A run of records:
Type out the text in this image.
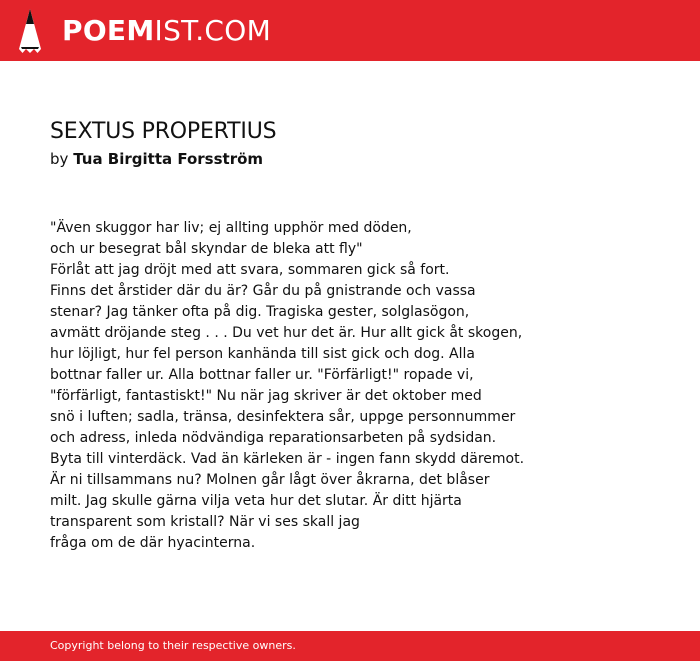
POEMIST.COM
SEXTUS PROPERTIUS
by Tua Birgitta Forsström
"Även skuggor har liv; ej allting upphör med döden,
och ur besegrat bål skyndar de bleka att fly"
Förlåt att jag dröjt med att svara, sommaren gick så fort.
Finns det årstider där du är? Går du på gnistrande och vassa
stenar? Jag tänker ofta på dig. Tragiska gester, solglasögon,
avmätt dröjande steg . . . Du vet hur det är. Hur allt gick åt skogen,
hur löjligt, hur fel person kanhända till sist gick och dog. Alla
bottnar faller ur. Alla bottnar faller ur. "Förfärligt!" ropade vi,
"förfärligt, fantastiskt!" Nu när jag skriver är det oktober med
snö i luften; sadla, tränsa, desinfektera sår, uppge personnummer
och adress, inleda nödvändiga reparationsarbeten på sydsidan.
Byta till vinterdäck. Vad än kärleken är - ingen fann skydd däremot.
Är ni tillsammans nu? Molnen går lågt över åkrarna, det blåser
milt. Jag skulle gärna vilja veta hur det slutar. Är ditt hjärta
transparent som kristall? När vi ses skall jag
fråga om de där hyacinterna.
Copyright belong to their respective owners.
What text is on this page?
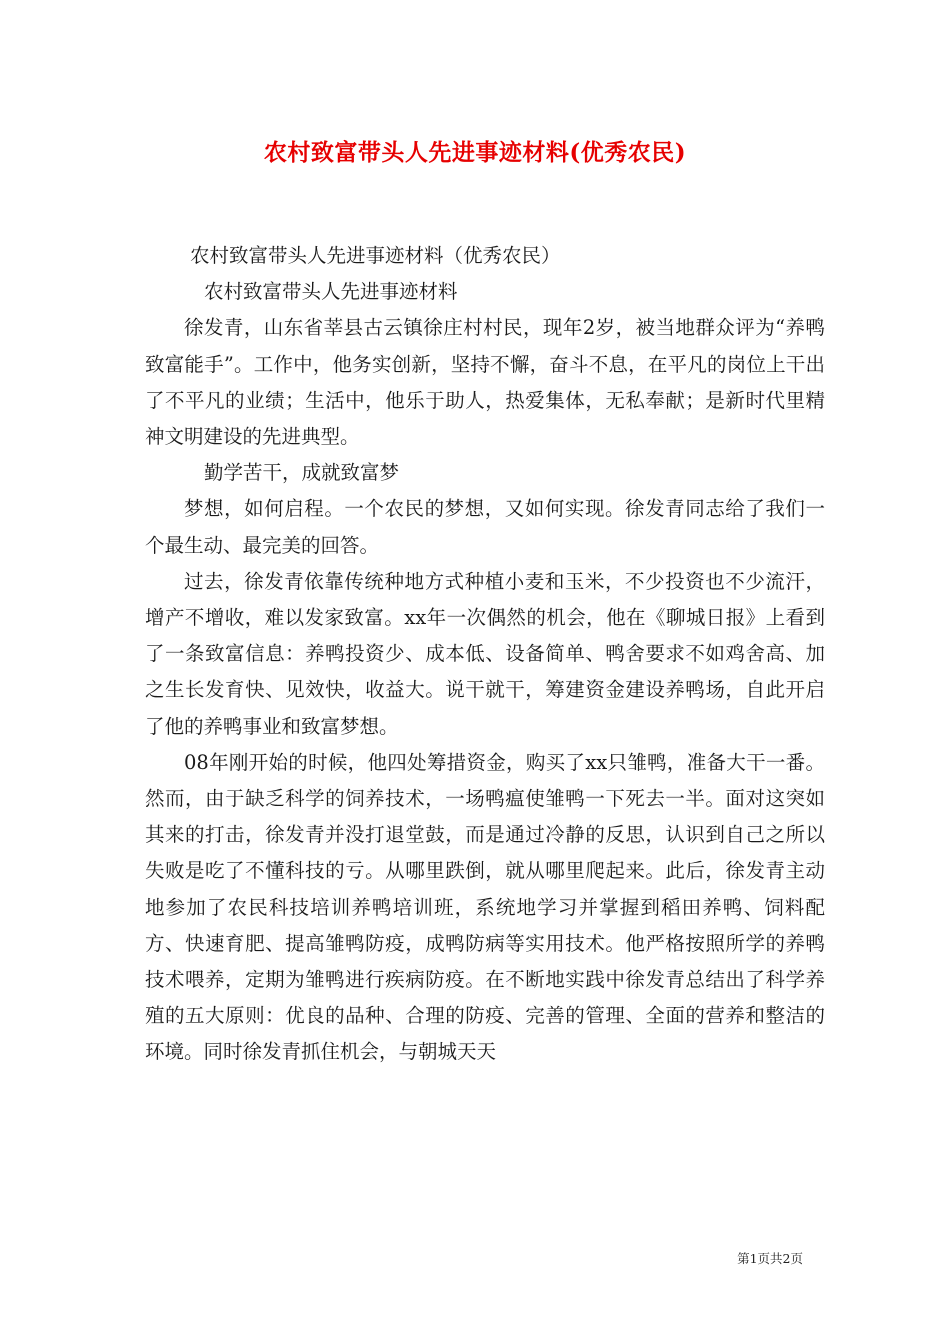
农村致富带头人先进事迹材料(优秀农民)

农村致富带头人先进事迹材料（优秀农民）

农村致富带头人先进事迹材料

徐发青，山东省莘县古云镇徐庄村村民，现年2岁，被当地群众评为“养鸭致富能手”。工作中，他务实创新，坚持不懈，奋斗不息，在平凡的岗位上干出了不平凡的业绩；生活中，他乐于助人，热爱集体，无私奉献；是新时代里精神文明建设的先进典型。

勤学苦干，成就致富梦

梦想，如何启程。一个农民的梦想，又如何实现。徐发青同志给了我们一个最生动、最完美的回答。

过去，徐发青依靠传统种地方式种植小麦和玉米，不少投资也不少流汗，增产不增收，难以发家致富。xx年一次偶然的机会，他在《聊城日报》上看到了一条致富信息：养鸭投资少、成本低、设备简单、鸭舍要求不如鸡舍高、加之生长发育快、见效快，收益大。说干就干，筹建资金建设养鸭场，自此开启了他的养鸭事业和致富梦想。

08年刚开始的时候，他四处筹措资金，购买了xx只雏鸭，准备大干一番。然而，由于缺乏科学的饲养技术，一场鸭瘟使雏鸭一下死去一半。面对这突如其来的打击，徐发青并没打退堂鼓，而是通过冷静的反思，认识到自己之所以失败是吃了不懂科技的亏。从哪里跌倒，就从哪里爬起来。此后，徐发青主动地参加了农民科技培训养鸭培训班，系统地学习并掌握到稻田养鸭、饲料配方、快速育肥、提高雏鸭防疫，成鸭防病等实用技术。他严格按照所学的养鸭技术喂养，定期为雏鸭进行疾病防疫。在不断地实践中徐发青总结出了科学养殖的五大原则：优良的品种、合理的防疫、完善的管理、全面的营养和整洁的环境。同时徐发青抓住机会，与朝城天天

第1页共2页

• Work instructions: Every record must be copied exactly, with images dropped from the result.

• Response to the exercise:
Type out the text in this image.
POEMIST.COM
SEXTUS PROPERTIUS
by Tua Birgitta Forsström
"Även skuggor har liv; ej allting upphör med döden,
och ur besegrat bål skyndar de bleka att fly"
Förlåt att jag dröjt med att svara, sommaren gick så fort.
Finns det årstider där du är? Går du på gnistrande och vassa
stenar? Jag tänker ofta på dig. Tragiska gester, solglasögon,
avmätt dröjande steg . . . Du vet hur det är. Hur allt gick åt skogen,
hur löjligt, hur fel person kanhända till sist gick och dog. Alla
bottnar faller ur. Alla bottnar faller ur. "Förfärligt!" ropade vi,
"förfärligt, fantastiskt!" Nu när jag skriver är det oktober med
snö i luften; sadla, tränsa, desinfektera sår, uppge personnummer
och adress, inleda nödvändiga reparationsarbeten på sydsidan.
Byta till vinterdäck. Vad än kärleken är - ingen fann skydd däremot.
Är ni tillsammans nu? Molnen går lågt över åkrarna, det blåser
milt. Jag skulle gärna vilja veta hur det slutar. Är ditt hjärta
transparent som kristall? När vi ses skall jag
fråga om de där hyacinterna.
Copyright belong to their respective owners.
What text is on this page?
农村致富带头人先进事迹材料(优秀农民)

农村致富带头人先进事迹材料（优秀农民）

农村致富带头人先进事迹材料

徐发青，山东省莘县古云镇徐庄村村民，现年2岁，被当地群众评为“养鸭致富能手”。工作中，他务实创新，坚持不懈，奋斗不息，在平凡的岗位上干出了不平凡的业绩；生活中，他乐于助人，热爱集体，无私奉献；是新时代里精神文明建设的先进典型。

勤学苦干，成就致富梦

梦想，如何启程。一个农民的梦想，又如何实现。徐发青同志给了我们一个最生动、最完美的回答。

过去，徐发青依靠传统种地方式种植小麦和玉米，不少投资也不少流汗，增产不增收，难以发家致富。xx年一次偶然的机会，他在《聊城日报》上看到了一条致富信息：养鸭投资少、成本低、设备简单、鸭舍要求不如鸡舍高、加之生长发育快、见效快，收益大。说干就干，筹建资金建设养鸭场，自此开启了他的养鸭事业和致富梦想。

08年刚开始的时候，他四处筹措资金，购买了xx只雏鸭，准备大干一番。然而，由于缺乏科学的饲养技术，一场鸭瘟使雏鸭一下死去一半。面对这突如其来的打击，徐发青并没打退堂鼓，而是通过冷静的反思，认识到自己之所以失败是吃了不懂科技的亏。从哪里跌倒，就从哪里爬起来。此后，徐发青主动地参加了农民科技培训养鸭培训班，系统地学习并掌握到稻田养鸭、饲料配方、快速育肥、提高雏鸭防疫，成鸭防病等实用技术。他严格按照所学的养鸭技术喂养，定期为雏鸭进行疾病防疫。在不断地实践中徐发青总结出了科学养殖的五大原则：优良的品种、合理的防疫、完善的管理、全面的营养和整洁的环境。同时徐发青抓住机会，与朝城天天

第1页共2页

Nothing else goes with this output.